- **THE EXERCISE**: In the material below, the lines containing the word "document" are required; copy each of them.

+ + + +

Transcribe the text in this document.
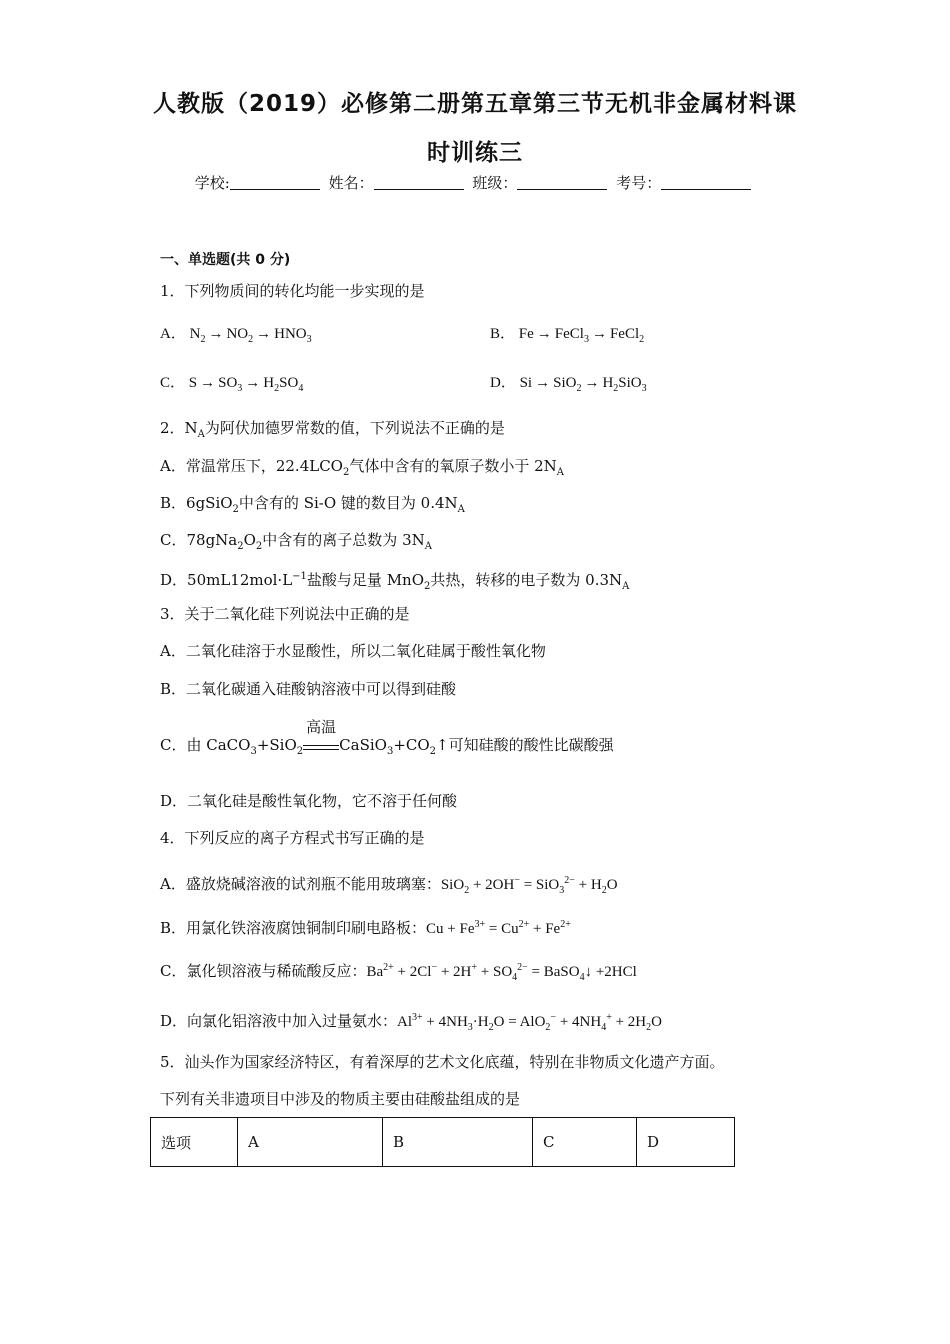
人教版（2019）必修第二册第五章第三节无机非金属材料课
时训练三
学校:	姓名：	班级：	考号：
一、单选题(共 0 分)
1．下列物质间的转化均能一步实现的是
A． $N_2 \to NO_2 \to HNO_3$	B． Fe → FeCl$_3$ → FeCl$_2$
C． $S \to SO_3 \to H_2SO_4$	D． $Si \to SiO_2 \to H_2SiO_3$
2．$N_A$为阿伏加德罗常数的值，下列说法不正确的是
A．常温常压下，$22.4LCO_2$气体中含有的氧原子数小于 $2N_A$
B．6gSiO$_2$中含有的 Si-O 键的数目为 $0.4N_A$
C．$78gNa_2O_2$中含有的离子总数为 $3N_A$
D．$50mL12mol\cdot L^{-1}$盐酸与足量 MnO$_2$共热，转移的电子数为 $0.3N_A$
3．关于二氧化硅下列说法中正确的是
A．二氧化硅溶于水显酸性，所以二氧化硅属于酸性氧化物
B．二氧化碳通入硅酸钠溶液中可以得到硅酸
C．由 CaCO$_3$+SiO$_2$
高温
$CaSiO_3+CO_2↑$可知硅酸的酸性比碳酸强
D．二氧化硅是酸性氧化物，它不溶于任何酸
4．下列反应的离子方程式书写正确的是
A．盛放烧碱溶液的试剂瓶不能用玻璃塞：$SiO_2 + 2OH^- = SiO_3^{2-} + H_2O$
B．用氯化铁溶液腐蚀铜制印刷电路板：$Cu + Fe^{3+} = Cu^{2+} + Fe^{2+}$
C．氯化钡溶液与稀硫酸反应：$Ba^{2+} + 2Cl^- + 2H^+ + SO_4^{2-}$ = BaSO$_4$↓ +2HCl
D．向氯化铝溶液中加入过量氨水：$Al^{3+} + 4NH_3\cdot H_2O = AlO_2^- + 4NH_4^+ + 2H_2O$
5．汕头作为国家经济特区，有着深厚的艺术文化底蕴，特别在非物质文化遗产方面。
下列有关非遗项目中涉及的物质主要由硅酸盐组成的是
选项	A	B	C	D
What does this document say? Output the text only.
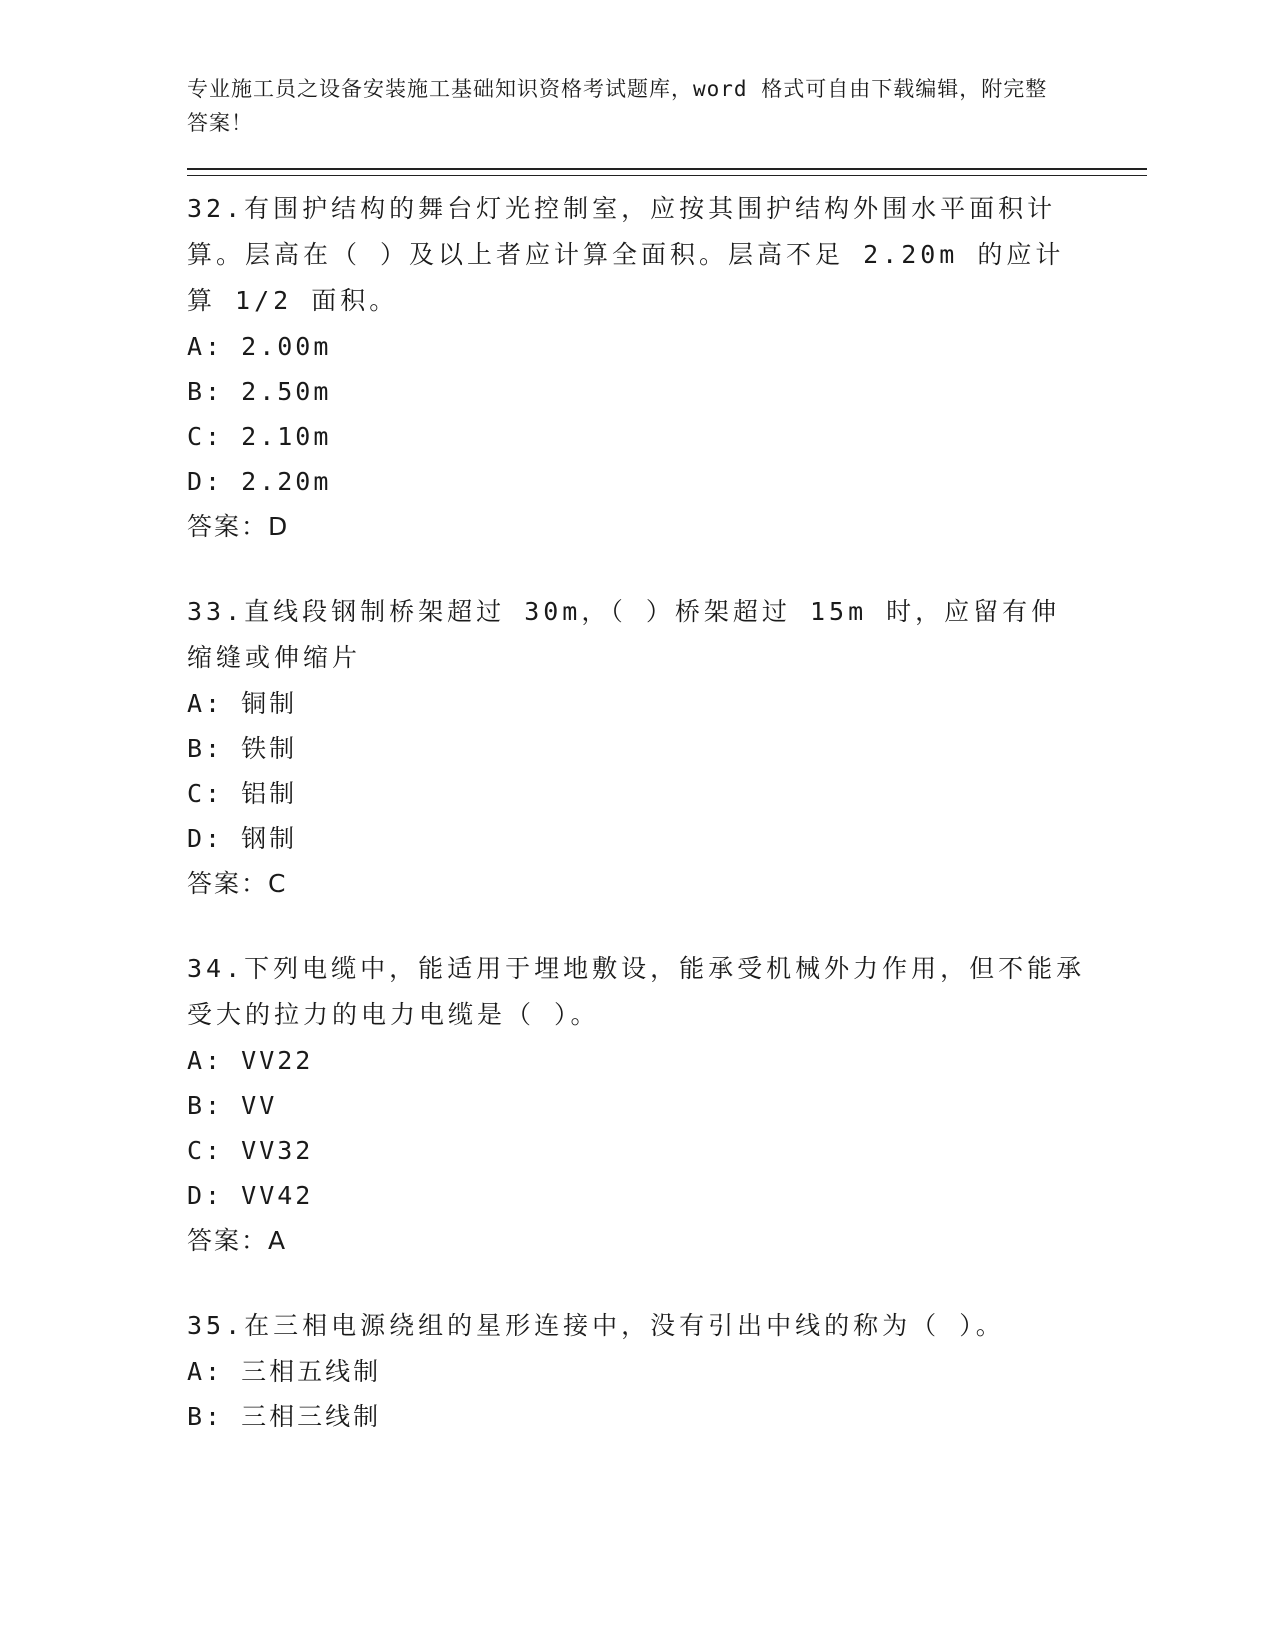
专业施工员之设备安装施工基础知识资格考试题库，word 格式可自由下载编辑，附完整答案！

32.有围护结构的舞台灯光控制室，应按其围护结构外围水平面积计算。层高在（ ）及以上者应计算全面积。层高不足 2.20m 的应计算 1/2 面积。

A: 2.00m

B: 2.50m

C: 2.10m

D: 2.20m

答案：D

33.直线段钢制桥架超过 30m，（ ）桥架超过 15m 时，应留有伸缩缝或伸缩片

A: 铜制

B: 铁制

C: 铝制

D: 钢制

答案：C

34.下列电缆中，能适用于埋地敷设，能承受机械外力作用，但不能承受大的拉力的电力电缆是（ ）。

A: VV22

B: VV

C: VV32

D: VV42

答案：A

35.在三相电源绕组的星形连接中，没有引出中线的称为（ ）。

A: 三相五线制

B: 三相三线制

+ + + +

- **RESULT OF THIS EXERCISE**:
Transcribe the text in this document.
What does this document say? Output the text only.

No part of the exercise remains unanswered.